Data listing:
§

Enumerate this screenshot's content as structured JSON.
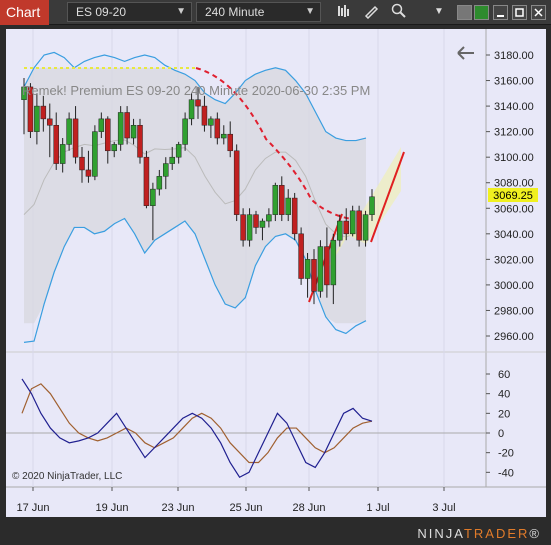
{
  "toolbar": {
    "chart_label": "Chart",
    "instrument": "ES 09-20",
    "interval": "240 Minute",
    "icons": [
      "bar-type-icon",
      "pencil-icon",
      "zoom-icon",
      "dropdown-icon"
    ]
  },
  "chart": {
    "header_text": "Remek!  Premium  ES 09-20  240 Minute  2020-06-30 2:35 PM",
    "copyright": "© 2020 NinjaTrader, LLC",
    "current_price": "3069.25",
    "price_axis": [
      "3180.00",
      "3160.00",
      "3140.00",
      "3120.00",
      "3100.00",
      "3080.00",
      "3060.00",
      "3040.00",
      "3020.00",
      "3000.00",
      "2980.00",
      "2960.00"
    ],
    "osc_axis": [
      "60",
      "40",
      "20",
      "0",
      "-20",
      "-40"
    ],
    "date_axis": [
      "17 Jun",
      "19 Jun",
      "23 Jun",
      "25 Jun",
      "28 Jun",
      "1 Jul",
      "3 Jul"
    ]
  },
  "footer": {
    "logo_a": "NINJA",
    "logo_b": "TRADER",
    "logo_c": "®"
  },
  "chart_data": {
    "type": "candlestick",
    "candles": [
      [
        3145,
        3162,
        3118,
        3155
      ],
      [
        3155,
        3158,
        3115,
        3120
      ],
      [
        3120,
        3150,
        3110,
        3140
      ],
      [
        3140,
        3148,
        3120,
        3130
      ],
      [
        3130,
        3142,
        3100,
        3125
      ],
      [
        3125,
        3135,
        3090,
        3095
      ],
      [
        3095,
        3115,
        3088,
        3110
      ],
      [
        3110,
        3135,
        3105,
        3130
      ],
      [
        3130,
        3140,
        3095,
        3100
      ],
      [
        3100,
        3108,
        3080,
        3090
      ],
      [
        3090,
        3105,
        3080,
        3085
      ],
      [
        3085,
        3125,
        3082,
        3120
      ],
      [
        3120,
        3135,
        3115,
        3130
      ],
      [
        3130,
        3132,
        3095,
        3105
      ],
      [
        3105,
        3112,
        3100,
        3110
      ],
      [
        3110,
        3140,
        3105,
        3135
      ],
      [
        3135,
        3140,
        3110,
        3115
      ],
      [
        3115,
        3130,
        3110,
        3125
      ],
      [
        3125,
        3130,
        3095,
        3100
      ],
      [
        3100,
        3105,
        3060,
        3062
      ],
      [
        3062,
        3080,
        3035,
        3075
      ],
      [
        3075,
        3090,
        3070,
        3085
      ],
      [
        3085,
        3100,
        3075,
        3095
      ],
      [
        3095,
        3108,
        3090,
        3100
      ],
      [
        3100,
        3112,
        3095,
        3110
      ],
      [
        3110,
        3135,
        3105,
        3130
      ],
      [
        3130,
        3150,
        3125,
        3145
      ],
      [
        3145,
        3155,
        3130,
        3140
      ],
      [
        3140,
        3148,
        3120,
        3125
      ],
      [
        3125,
        3132,
        3115,
        3130
      ],
      [
        3130,
        3135,
        3110,
        3115
      ],
      [
        3115,
        3125,
        3110,
        3118
      ],
      [
        3118,
        3128,
        3100,
        3105
      ],
      [
        3105,
        3110,
        3050,
        3055
      ],
      [
        3055,
        3060,
        3030,
        3035
      ],
      [
        3035,
        3060,
        3030,
        3055
      ],
      [
        3055,
        3058,
        3040,
        3045
      ],
      [
        3045,
        3052,
        3035,
        3050
      ],
      [
        3050,
        3060,
        3045,
        3055
      ],
      [
        3055,
        3080,
        3050,
        3078
      ],
      [
        3078,
        3085,
        3050,
        3055
      ],
      [
        3055,
        3075,
        3050,
        3068
      ],
      [
        3068,
        3072,
        3035,
        3040
      ],
      [
        3040,
        3045,
        3000,
        3005
      ],
      [
        3005,
        3025,
        2990,
        3020
      ],
      [
        3020,
        3028,
        2985,
        2995
      ],
      [
        2995,
        3035,
        2990,
        3030
      ],
      [
        3030,
        3045,
        2990,
        3000
      ],
      [
        3000,
        3040,
        2985,
        3035
      ],
      [
        3035,
        3055,
        3030,
        3050
      ],
      [
        3050,
        3060,
        3035,
        3040
      ],
      [
        3040,
        3062,
        3038,
        3058
      ],
      [
        3058,
        3062,
        3030,
        3035
      ],
      [
        3035,
        3058,
        3030,
        3055
      ],
      [
        3055,
        3075,
        3050,
        3069
      ]
    ],
    "upper_band": [
      3155,
      3170,
      3180,
      3182,
      3178,
      3170,
      3175,
      3178,
      3180,
      3178,
      3175,
      3178,
      3180,
      3178,
      3172,
      3168,
      3165,
      3160,
      3150,
      3145,
      3142,
      3150,
      3160,
      3165,
      3168,
      3170,
      3168,
      3160,
      3150,
      3135,
      3120,
      3115,
      3113,
      3113,
      3115
    ],
    "lower_band": [
      2955,
      2956,
      2985,
      3010,
      3030,
      3045,
      3045,
      3040,
      3042,
      3048,
      3052,
      3040,
      3025,
      3035,
      3040,
      3045,
      3050,
      3040,
      3020,
      3000,
      2985,
      2982,
      2990,
      3015,
      3030,
      3038,
      3040,
      3035,
      3020,
      2995,
      2975,
      2965,
      2962,
      2968,
      2972
    ],
    "osc_blue": [
      55,
      40,
      20,
      5,
      -5,
      -10,
      -8,
      -5,
      0,
      10,
      20,
      5,
      -10,
      -25,
      -15,
      -5,
      5,
      15,
      20,
      15,
      5,
      -10,
      -30,
      -45,
      -40,
      -20,
      0,
      20,
      10,
      -10,
      -30,
      -35,
      -20,
      0,
      20,
      25,
      15,
      12
    ],
    "osc_brown": [
      20,
      45,
      50,
      40,
      25,
      10,
      0,
      -5,
      -8,
      -5,
      0,
      5,
      0,
      -10,
      -15,
      -10,
      -5,
      5,
      15,
      20,
      15,
      5,
      -10,
      -20,
      -30,
      -30,
      -20,
      -5,
      5,
      5,
      -5,
      -15,
      -20,
      -15,
      -5,
      5,
      10,
      12
    ]
  }
}
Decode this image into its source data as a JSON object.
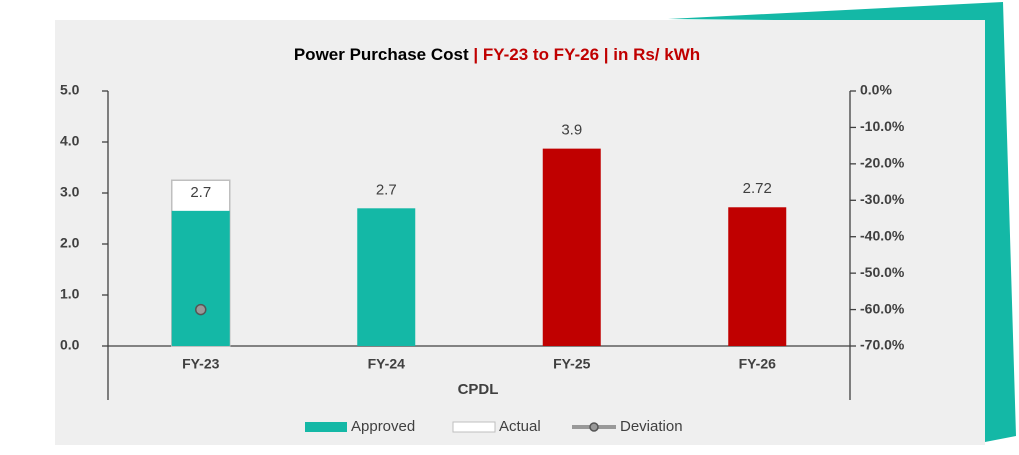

§

> _BRIEF_:
In the data above, how many lines contain the string "Minute"? Answer with the number only.

> _FULL ANSWER_:
2